Restate the material word for word and leave out anything that is a picture.

=-=-=

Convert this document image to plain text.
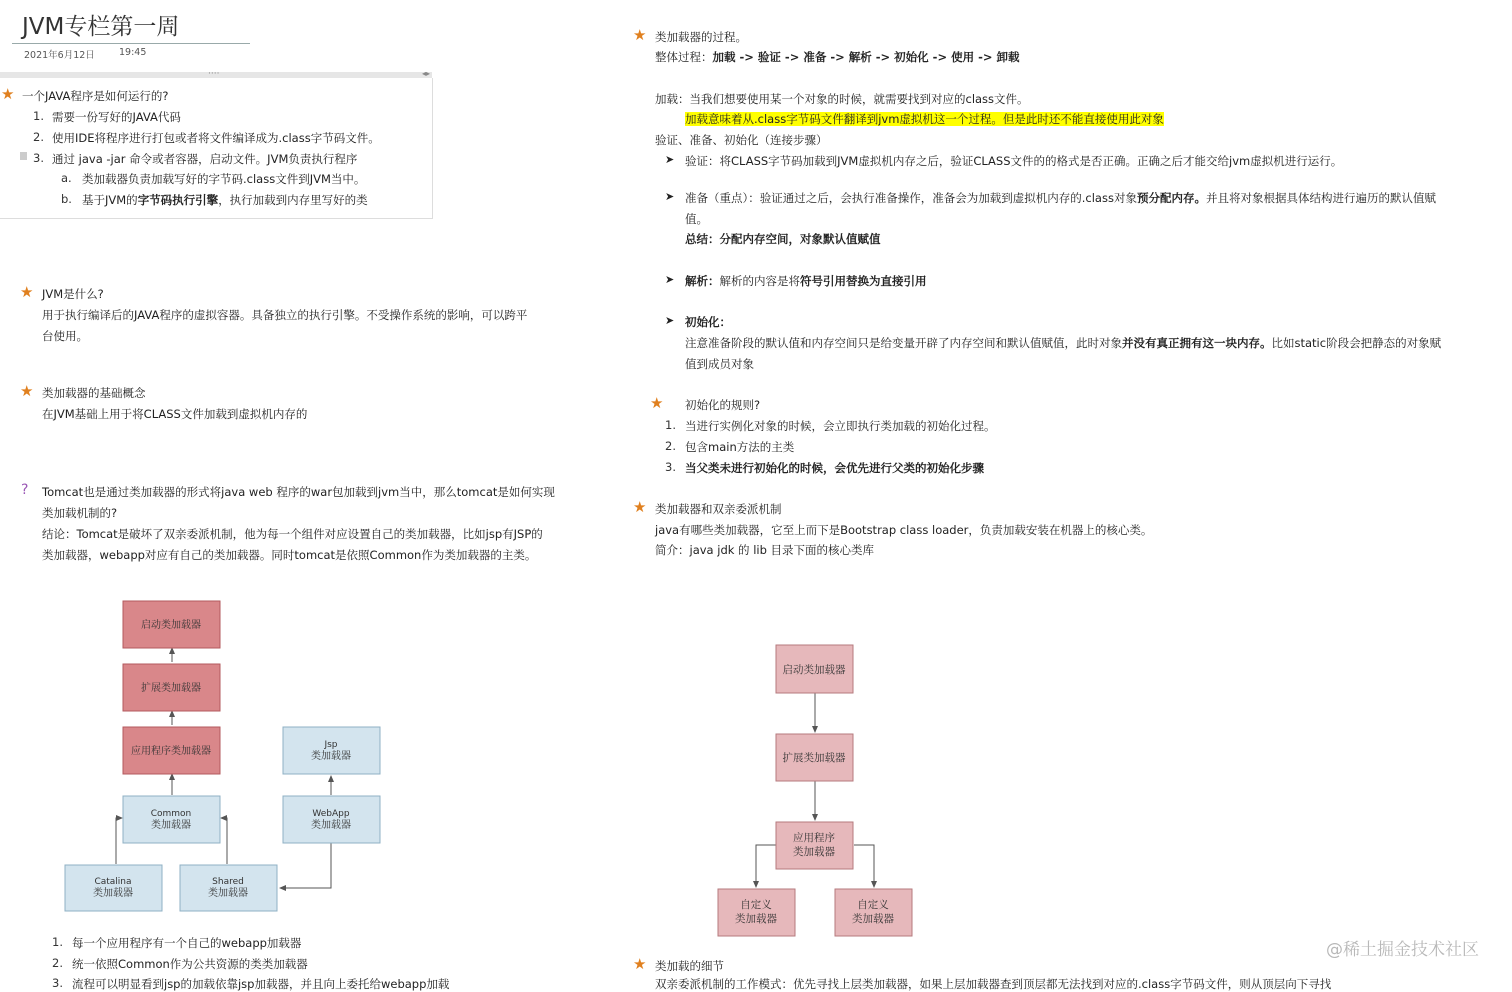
JVM专栏第一周
2021年6月12日	19:45
····	◂▸
★ 一个JAVA程序是如何运行的?
1. 需要一份写好的JAVA代码
2. 使用IDE将程序进行打包或者将文件编译成为.class字节码文件。
3. 通过 java -jar 命令或者容器，启动文件。JVM负责执行程序
a. 类加载器负责加载写好的字节码.class文件到JVM当中。
b. 基于JVM的字节码执行引擎，执行加载到内存里写好的类
★ JVM是什么?
用于执行编译后的JAVA程序的虚拟容器。具备独立的执行引擎。不受操作系统的影响，可以跨平
台使用。
★ 类加载器的基础概念
在JVM基础上用于将CLASS文件加载到虚拟机内存的
? Tomcat也是通过类加载器的形式将java web 程序的war包加载到jvm当中，那么tomcat是如何实现
类加载机制的?
结论：Tomcat是破坏了双亲委派机制，他为每一个组件对应设置自己的类加载器，比如jsp有JSP的
类加载器，webapp对应有自己的类加载器。同时tomcat是依照Common作为类加载器的主类。
启动类加载器
扩展类加载器
应用程序类加载器
Jsp
类加载器
Common
类加载器
WebApp
类加载器
Catalina
类加载器
Shared
类加载器
1. 每一个应用程序有一个自己的webapp加载器
2. 统一依照Common作为公共资源的类类加载器
3. 流程可以明显看到jsp的加载依靠jsp加载器，并且向上委托给webapp加载
★ 类加载器的过程。
整体过程：加载 -> 验证 -> 准备 -> 解析 -> 初始化 -> 使用 -> 卸载
加载：当我们想要使用某一个对象的时候，就需要找到对应的class文件。
加载意味着从.class字节码文件翻译到jvm虚拟机这一个过程。但是此时还不能直接使用此对象
验证、准备、初始化（连接步骤）
➤ 验证：将CLASS字节码加载到JVM虚拟机内存之后，验证CLASS文件的的格式是否正确。正确之后才能交给jvm虚拟机进行运行。
➤ 准备（重点）：验证通过之后，会执行准备操作，准备会为加载到虚拟机内存的.class对象预分配内存。并且将对象根据具体结构进行遍历的默认值赋
值。
总结：分配内存空间，对象默认值赋值
➤ 解析：解析的内容是将符号引用替换为直接引用
➤ 初始化：
注意准备阶段的默认值和内存空间只是给变量开辟了内存空间和默认值赋值，此时对象并没有真正拥有这一块内存。比如static阶段会把静态的对象赋
值到成员对象
★ 初始化的规则?
1. 当进行实例化对象的时候，会立即执行类加载的初始化过程。
2. 包含main方法的主类
3. 当父类未进行初始化的时候，会优先进行父类的初始化步骤
★ 类加载器和双亲委派机制
java有哪些类加载器，它至上而下是Bootstrap class loader，负责加载安装在机器上的核心类。
简介：java jdk 的 lib 目录下面的核心类库
启动类加载器
扩展类加载器
应用程序
类加载器
自定义
类加载器
自定义
类加载器
★ 类加载的细节
双亲委派机制的工作模式：优先寻找上层类加载器，如果上层加载器查到顶层都无法找到对应的.class字节码文件，则从顶层向下寻找
@稀土掘金技术社区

=-=-=

__SOLUTION FOR THIS EXERCISE__.
Convert this document image to plain text.
JVM专栏第一周
2021年6月12日	19:45
····	◂▸
★ 一个JAVA程序是如何运行的?
1. 需要一份写好的JAVA代码
2. 使用IDE将程序进行打包或者将文件编译成为.class字节码文件。
3. 通过 java -jar 命令或者容器，启动文件。JVM负责执行程序
a. 类加载器负责加载写好的字节码.class文件到JVM当中。
b. 基于JVM的字节码执行引擎，执行加载到内存里写好的类
★ JVM是什么?
用于执行编译后的JAVA程序的虚拟容器。具备独立的执行引擎。不受操作系统的影响，可以跨平
台使用。
★ 类加载器的基础概念
在JVM基础上用于将CLASS文件加载到虚拟机内存的
? Tomcat也是通过类加载器的形式将java web 程序的war包加载到jvm当中，那么tomcat是如何实现
类加载机制的?
结论：Tomcat是破坏了双亲委派机制，他为每一个组件对应设置自己的类加载器，比如jsp有JSP的
类加载器，webapp对应有自己的类加载器。同时tomcat是依照Common作为类加载器的主类。
启动类加载器
扩展类加载器
应用程序类加载器
Jsp
类加载器
Common
类加载器
WebApp
类加载器
Catalina
类加载器
Shared
类加载器
1. 每一个应用程序有一个自己的webapp加载器
2. 统一依照Common作为公共资源的类类加载器
3. 流程可以明显看到jsp的加载依靠jsp加载器，并且向上委托给webapp加载
★ 类加载器的过程。
整体过程：加载 -> 验证 -> 准备 -> 解析 -> 初始化 -> 使用 -> 卸载
加载：当我们想要使用某一个对象的时候，就需要找到对应的class文件。
加载意味着从.class字节码文件翻译到jvm虚拟机这一个过程。但是此时还不能直接使用此对象
验证、准备、初始化（连接步骤）
➤ 验证：将CLASS字节码加载到JVM虚拟机内存之后，验证CLASS文件的的格式是否正确。正确之后才能交给jvm虚拟机进行运行。
➤ 准备（重点）：验证通过之后，会执行准备操作，准备会为加载到虚拟机内存的.class对象预分配内存。并且将对象根据具体结构进行遍历的默认值赋
值。
总结：分配内存空间，对象默认值赋值
➤ 解析：解析的内容是将符号引用替换为直接引用
➤ 初始化：
注意准备阶段的默认值和内存空间只是给变量开辟了内存空间和默认值赋值，此时对象并没有真正拥有这一块内存。比如static阶段会把静态的对象赋
值到成员对象
★ 初始化的规则?
1. 当进行实例化对象的时候，会立即执行类加载的初始化过程。
2. 包含main方法的主类
3. 当父类未进行初始化的时候，会优先进行父类的初始化步骤
★ 类加载器和双亲委派机制
java有哪些类加载器，它至上而下是Bootstrap class loader，负责加载安装在机器上的核心类。
简介：java jdk 的 lib 目录下面的核心类库
启动类加载器
扩展类加载器
应用程序
类加载器
自定义
类加载器
自定义
类加载器
★ 类加载的细节
双亲委派机制的工作模式：优先寻找上层类加载器，如果上层加载器查到顶层都无法找到对应的.class字节码文件，则从顶层向下寻找
@稀土掘金技术社区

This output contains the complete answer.